Edit everything from the start of the listing down to the line containing "series-annotations: τ12 p", replacing "y-tick-label" with "y-axis-tick" and leaving all else unchanged.

* begin *

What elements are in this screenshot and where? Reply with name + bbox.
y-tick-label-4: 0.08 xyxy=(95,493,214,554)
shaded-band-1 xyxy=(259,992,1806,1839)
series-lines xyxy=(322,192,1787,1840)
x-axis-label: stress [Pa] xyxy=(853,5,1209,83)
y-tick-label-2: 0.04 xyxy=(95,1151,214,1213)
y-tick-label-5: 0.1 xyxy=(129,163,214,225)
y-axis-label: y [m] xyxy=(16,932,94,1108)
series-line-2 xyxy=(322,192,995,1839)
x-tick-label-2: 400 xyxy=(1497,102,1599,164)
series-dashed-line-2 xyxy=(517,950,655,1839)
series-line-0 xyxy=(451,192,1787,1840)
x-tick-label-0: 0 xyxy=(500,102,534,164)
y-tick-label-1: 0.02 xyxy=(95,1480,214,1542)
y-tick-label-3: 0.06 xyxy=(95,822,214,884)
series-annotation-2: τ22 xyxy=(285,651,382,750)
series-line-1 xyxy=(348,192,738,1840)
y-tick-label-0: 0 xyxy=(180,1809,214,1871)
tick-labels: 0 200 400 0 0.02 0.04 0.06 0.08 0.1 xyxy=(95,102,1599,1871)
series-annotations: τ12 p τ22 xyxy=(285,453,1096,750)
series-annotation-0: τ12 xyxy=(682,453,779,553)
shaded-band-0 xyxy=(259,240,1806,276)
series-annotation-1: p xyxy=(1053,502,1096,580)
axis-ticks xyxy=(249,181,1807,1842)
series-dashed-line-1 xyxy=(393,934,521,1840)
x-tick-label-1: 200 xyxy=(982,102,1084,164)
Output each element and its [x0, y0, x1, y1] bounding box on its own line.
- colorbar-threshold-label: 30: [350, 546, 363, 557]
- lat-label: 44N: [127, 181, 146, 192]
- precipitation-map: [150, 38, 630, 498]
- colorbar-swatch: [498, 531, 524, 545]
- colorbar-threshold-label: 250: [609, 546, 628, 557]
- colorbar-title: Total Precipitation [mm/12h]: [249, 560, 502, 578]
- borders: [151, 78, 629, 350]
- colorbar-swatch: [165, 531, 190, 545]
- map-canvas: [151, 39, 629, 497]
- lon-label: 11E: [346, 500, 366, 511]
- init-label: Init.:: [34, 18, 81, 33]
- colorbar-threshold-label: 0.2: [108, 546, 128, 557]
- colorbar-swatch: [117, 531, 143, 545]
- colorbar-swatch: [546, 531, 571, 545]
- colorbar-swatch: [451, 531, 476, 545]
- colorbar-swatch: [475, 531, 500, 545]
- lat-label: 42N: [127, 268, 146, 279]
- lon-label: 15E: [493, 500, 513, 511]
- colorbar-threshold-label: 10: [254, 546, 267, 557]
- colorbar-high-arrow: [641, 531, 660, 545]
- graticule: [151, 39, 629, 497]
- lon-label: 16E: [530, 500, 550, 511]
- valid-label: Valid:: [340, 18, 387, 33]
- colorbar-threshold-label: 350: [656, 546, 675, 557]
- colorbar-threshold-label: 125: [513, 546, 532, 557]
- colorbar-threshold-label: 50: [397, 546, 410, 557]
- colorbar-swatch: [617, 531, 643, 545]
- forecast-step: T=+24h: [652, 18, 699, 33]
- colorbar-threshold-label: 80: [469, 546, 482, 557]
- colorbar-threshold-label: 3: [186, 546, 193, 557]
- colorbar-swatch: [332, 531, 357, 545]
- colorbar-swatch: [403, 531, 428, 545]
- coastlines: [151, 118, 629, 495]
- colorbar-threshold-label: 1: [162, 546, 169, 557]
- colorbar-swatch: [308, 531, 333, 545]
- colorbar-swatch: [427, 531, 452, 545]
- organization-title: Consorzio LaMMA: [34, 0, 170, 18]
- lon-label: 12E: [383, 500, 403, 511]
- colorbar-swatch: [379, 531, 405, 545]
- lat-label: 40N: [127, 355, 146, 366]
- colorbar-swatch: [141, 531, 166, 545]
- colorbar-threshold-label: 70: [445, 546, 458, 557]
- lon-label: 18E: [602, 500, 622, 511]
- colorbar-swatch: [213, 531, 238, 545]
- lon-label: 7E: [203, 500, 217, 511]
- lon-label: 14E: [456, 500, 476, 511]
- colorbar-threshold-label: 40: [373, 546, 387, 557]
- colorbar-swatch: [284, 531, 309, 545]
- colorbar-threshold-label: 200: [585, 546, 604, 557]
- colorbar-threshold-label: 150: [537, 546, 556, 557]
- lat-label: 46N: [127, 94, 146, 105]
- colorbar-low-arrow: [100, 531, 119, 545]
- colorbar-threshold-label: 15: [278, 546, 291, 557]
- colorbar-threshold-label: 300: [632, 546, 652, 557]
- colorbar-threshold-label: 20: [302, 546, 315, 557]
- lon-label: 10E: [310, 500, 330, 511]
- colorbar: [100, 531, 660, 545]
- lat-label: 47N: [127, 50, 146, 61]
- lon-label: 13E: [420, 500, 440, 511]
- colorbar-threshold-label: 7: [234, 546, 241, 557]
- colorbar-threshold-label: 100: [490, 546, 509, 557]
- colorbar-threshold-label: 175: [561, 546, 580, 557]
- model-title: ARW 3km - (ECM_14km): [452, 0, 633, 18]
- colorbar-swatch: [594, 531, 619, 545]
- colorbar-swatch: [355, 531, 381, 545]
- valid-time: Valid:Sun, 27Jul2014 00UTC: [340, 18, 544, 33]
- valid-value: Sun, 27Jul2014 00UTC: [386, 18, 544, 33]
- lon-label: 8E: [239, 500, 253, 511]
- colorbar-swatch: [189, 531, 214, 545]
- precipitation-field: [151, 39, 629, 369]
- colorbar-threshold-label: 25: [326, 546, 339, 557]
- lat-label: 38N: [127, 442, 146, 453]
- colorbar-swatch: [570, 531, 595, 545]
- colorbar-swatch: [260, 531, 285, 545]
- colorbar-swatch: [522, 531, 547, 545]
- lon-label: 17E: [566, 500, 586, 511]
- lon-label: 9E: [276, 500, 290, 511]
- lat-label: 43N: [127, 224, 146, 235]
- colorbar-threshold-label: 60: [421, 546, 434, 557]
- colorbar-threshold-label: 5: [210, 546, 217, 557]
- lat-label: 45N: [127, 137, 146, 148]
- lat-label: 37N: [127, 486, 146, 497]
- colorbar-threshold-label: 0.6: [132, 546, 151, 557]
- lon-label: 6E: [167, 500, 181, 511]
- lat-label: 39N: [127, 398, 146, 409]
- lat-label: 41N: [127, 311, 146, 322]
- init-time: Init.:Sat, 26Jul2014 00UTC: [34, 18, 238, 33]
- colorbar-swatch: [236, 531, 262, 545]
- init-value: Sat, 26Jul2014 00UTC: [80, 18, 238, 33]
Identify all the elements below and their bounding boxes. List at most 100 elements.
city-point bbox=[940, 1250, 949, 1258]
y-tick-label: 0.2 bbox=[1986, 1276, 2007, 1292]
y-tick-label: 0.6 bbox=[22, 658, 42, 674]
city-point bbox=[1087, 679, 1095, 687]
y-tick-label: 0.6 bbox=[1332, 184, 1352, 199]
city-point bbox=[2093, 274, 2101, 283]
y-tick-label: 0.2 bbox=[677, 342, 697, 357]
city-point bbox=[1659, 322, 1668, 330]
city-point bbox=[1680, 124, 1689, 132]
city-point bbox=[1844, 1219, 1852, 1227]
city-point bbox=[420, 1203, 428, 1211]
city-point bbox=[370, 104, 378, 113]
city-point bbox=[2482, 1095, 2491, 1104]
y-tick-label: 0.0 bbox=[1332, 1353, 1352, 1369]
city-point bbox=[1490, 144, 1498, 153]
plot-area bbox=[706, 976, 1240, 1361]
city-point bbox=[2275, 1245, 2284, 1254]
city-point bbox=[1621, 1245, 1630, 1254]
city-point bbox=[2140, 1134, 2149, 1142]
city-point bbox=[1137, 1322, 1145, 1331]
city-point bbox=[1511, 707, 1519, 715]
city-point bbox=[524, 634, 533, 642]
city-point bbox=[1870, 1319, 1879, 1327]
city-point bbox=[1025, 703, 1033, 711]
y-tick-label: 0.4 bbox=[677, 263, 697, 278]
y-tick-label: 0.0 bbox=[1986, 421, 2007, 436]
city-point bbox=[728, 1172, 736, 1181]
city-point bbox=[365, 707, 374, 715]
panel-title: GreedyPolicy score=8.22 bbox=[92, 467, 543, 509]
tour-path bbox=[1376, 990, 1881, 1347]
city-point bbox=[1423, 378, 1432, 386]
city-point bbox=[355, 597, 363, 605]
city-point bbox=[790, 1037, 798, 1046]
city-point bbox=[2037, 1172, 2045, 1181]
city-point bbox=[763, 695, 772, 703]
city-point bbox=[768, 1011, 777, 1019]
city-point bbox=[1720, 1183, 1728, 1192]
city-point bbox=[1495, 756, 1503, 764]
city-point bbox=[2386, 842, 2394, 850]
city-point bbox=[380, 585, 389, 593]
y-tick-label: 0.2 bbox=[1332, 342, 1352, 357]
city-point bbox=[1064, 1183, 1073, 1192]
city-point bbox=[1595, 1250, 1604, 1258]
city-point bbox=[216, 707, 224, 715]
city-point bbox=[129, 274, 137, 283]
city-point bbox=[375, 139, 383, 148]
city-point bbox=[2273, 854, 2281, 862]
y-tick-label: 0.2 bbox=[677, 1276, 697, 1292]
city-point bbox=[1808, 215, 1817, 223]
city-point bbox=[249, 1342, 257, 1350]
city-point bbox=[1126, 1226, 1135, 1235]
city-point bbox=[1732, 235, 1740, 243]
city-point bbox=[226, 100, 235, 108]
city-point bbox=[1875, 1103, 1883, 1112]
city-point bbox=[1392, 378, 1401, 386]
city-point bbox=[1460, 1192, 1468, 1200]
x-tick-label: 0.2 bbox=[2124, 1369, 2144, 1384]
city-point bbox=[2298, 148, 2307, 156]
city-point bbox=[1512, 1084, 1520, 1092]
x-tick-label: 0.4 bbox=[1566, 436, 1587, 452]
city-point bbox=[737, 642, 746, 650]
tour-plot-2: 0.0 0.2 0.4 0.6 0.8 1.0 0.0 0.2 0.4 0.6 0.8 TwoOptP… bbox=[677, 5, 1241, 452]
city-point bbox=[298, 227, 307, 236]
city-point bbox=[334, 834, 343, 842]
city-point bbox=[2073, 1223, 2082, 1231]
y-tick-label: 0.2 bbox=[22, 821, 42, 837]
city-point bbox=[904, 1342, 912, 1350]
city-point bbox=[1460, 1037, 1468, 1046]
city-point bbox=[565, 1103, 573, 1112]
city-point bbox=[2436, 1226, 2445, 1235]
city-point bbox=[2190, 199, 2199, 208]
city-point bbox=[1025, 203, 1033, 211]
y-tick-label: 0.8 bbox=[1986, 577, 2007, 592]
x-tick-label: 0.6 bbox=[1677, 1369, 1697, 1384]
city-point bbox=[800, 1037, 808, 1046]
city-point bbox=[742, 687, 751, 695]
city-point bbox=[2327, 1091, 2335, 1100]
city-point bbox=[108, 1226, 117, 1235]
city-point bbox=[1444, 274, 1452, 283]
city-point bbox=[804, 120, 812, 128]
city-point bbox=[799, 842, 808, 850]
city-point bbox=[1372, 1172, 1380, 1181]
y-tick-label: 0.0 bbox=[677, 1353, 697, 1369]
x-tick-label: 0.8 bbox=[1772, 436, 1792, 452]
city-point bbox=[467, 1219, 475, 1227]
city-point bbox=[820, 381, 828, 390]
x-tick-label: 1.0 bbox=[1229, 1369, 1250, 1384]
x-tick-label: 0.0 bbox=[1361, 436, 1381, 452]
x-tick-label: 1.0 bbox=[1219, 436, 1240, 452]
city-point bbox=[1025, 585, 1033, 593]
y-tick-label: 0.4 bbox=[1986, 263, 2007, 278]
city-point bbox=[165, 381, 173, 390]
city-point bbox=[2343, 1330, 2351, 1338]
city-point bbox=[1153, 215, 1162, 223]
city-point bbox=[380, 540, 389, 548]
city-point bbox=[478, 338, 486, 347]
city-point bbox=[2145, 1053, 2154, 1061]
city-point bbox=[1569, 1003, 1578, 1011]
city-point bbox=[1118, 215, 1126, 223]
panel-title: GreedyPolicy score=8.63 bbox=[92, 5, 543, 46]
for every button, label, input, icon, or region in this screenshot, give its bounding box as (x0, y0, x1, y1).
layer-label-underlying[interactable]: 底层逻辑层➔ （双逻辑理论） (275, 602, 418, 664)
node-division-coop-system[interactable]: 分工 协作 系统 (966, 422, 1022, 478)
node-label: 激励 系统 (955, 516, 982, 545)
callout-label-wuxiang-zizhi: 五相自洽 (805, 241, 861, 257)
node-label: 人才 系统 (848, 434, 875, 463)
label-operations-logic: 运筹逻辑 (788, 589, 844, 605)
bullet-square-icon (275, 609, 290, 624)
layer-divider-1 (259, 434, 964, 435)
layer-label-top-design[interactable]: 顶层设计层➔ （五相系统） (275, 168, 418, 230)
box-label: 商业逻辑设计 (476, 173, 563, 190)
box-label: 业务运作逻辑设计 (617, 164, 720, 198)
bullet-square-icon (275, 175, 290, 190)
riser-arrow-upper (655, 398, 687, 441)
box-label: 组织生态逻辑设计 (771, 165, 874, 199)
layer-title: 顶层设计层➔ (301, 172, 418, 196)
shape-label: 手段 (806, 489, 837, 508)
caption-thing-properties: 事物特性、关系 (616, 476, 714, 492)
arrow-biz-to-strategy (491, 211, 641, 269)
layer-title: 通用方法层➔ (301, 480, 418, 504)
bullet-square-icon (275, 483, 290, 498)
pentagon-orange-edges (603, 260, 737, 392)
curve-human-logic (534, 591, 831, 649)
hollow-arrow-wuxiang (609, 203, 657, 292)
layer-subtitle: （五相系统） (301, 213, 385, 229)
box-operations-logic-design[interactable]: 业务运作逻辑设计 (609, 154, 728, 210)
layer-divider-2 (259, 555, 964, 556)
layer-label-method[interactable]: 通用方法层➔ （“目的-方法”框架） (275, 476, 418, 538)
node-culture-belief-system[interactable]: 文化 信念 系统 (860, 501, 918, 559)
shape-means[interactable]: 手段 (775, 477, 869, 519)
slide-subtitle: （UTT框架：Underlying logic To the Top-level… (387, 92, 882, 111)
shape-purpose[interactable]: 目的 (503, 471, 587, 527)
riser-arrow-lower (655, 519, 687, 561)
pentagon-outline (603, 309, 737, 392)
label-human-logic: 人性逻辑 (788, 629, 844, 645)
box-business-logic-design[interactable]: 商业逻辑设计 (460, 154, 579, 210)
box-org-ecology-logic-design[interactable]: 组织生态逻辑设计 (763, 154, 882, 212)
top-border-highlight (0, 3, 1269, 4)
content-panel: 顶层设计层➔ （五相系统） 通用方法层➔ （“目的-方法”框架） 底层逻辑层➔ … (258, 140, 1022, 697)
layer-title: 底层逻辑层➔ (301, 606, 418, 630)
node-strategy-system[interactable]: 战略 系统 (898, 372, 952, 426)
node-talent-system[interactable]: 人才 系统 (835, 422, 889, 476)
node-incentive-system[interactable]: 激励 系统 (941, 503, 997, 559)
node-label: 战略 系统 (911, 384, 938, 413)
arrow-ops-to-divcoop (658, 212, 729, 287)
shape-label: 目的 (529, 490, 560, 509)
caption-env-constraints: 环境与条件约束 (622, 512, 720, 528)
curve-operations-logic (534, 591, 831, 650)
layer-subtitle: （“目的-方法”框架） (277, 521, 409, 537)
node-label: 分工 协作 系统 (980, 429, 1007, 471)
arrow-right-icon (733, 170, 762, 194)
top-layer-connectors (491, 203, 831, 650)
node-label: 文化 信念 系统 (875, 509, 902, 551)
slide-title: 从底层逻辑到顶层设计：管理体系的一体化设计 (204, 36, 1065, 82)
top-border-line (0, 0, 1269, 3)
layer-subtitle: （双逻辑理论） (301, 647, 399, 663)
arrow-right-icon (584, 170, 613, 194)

* end *

Exercise result:
What elements are in this screenshot and where? Reply with name + bbox.
y-axis-tick-4: 0.08 xyxy=(95,493,214,554)
shaded-band-1 xyxy=(259,992,1806,1839)
series-lines xyxy=(322,192,1787,1840)
x-axis-label: stress [Pa] xyxy=(853,5,1209,83)
y-axis-tick-2: 0.04 xyxy=(95,1151,214,1213)
y-axis-tick-5: 0.1 xyxy=(129,163,214,225)
y-axis-label: y [m] xyxy=(16,932,94,1108)
series-line-2 xyxy=(322,192,995,1839)
x-tick-label-2: 400 xyxy=(1497,102,1599,164)
series-dashed-line-2 xyxy=(517,950,655,1839)
series-line-0 xyxy=(451,192,1787,1840)
x-tick-label-0: 0 xyxy=(500,102,534,164)
y-axis-tick-1: 0.02 xyxy=(95,1480,214,1542)
y-axis-tick-3: 0.06 xyxy=(95,822,214,884)
series-annotation-2: τ22 xyxy=(285,651,382,750)
series-line-1 xyxy=(348,192,738,1840)
y-axis-tick-0: 0 xyxy=(180,1809,214,1871)
tick-labels: 0 200 400 0 0.02 0.04 0.06 0.08 0.1 xyxy=(95,102,1599,1871)
series-annotations: τ12 p τ22 xyxy=(285,453,1096,750)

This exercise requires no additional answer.